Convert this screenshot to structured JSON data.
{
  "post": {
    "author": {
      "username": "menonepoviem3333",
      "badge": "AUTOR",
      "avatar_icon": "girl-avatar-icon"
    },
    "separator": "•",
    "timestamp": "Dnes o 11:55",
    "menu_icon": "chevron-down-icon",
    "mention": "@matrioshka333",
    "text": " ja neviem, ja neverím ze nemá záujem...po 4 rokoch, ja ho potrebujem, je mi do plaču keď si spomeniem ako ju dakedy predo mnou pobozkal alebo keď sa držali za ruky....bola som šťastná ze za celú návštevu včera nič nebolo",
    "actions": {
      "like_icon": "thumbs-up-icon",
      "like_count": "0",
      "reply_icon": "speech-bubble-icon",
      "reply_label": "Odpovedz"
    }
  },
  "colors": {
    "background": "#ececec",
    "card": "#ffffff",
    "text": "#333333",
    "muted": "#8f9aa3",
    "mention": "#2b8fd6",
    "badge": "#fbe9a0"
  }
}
:::
» EXERCISE REQUIREMENTS: From the data above, pick out each line containing "icon" and copy it.

» EXPECTED OUTPUT:
      "avatar_icon": "girl-avatar-icon"
    "menu_icon": "chevron-down-icon",
      "like_icon": "thumbs-up-icon",
      "reply_icon": "speech-bubble-icon",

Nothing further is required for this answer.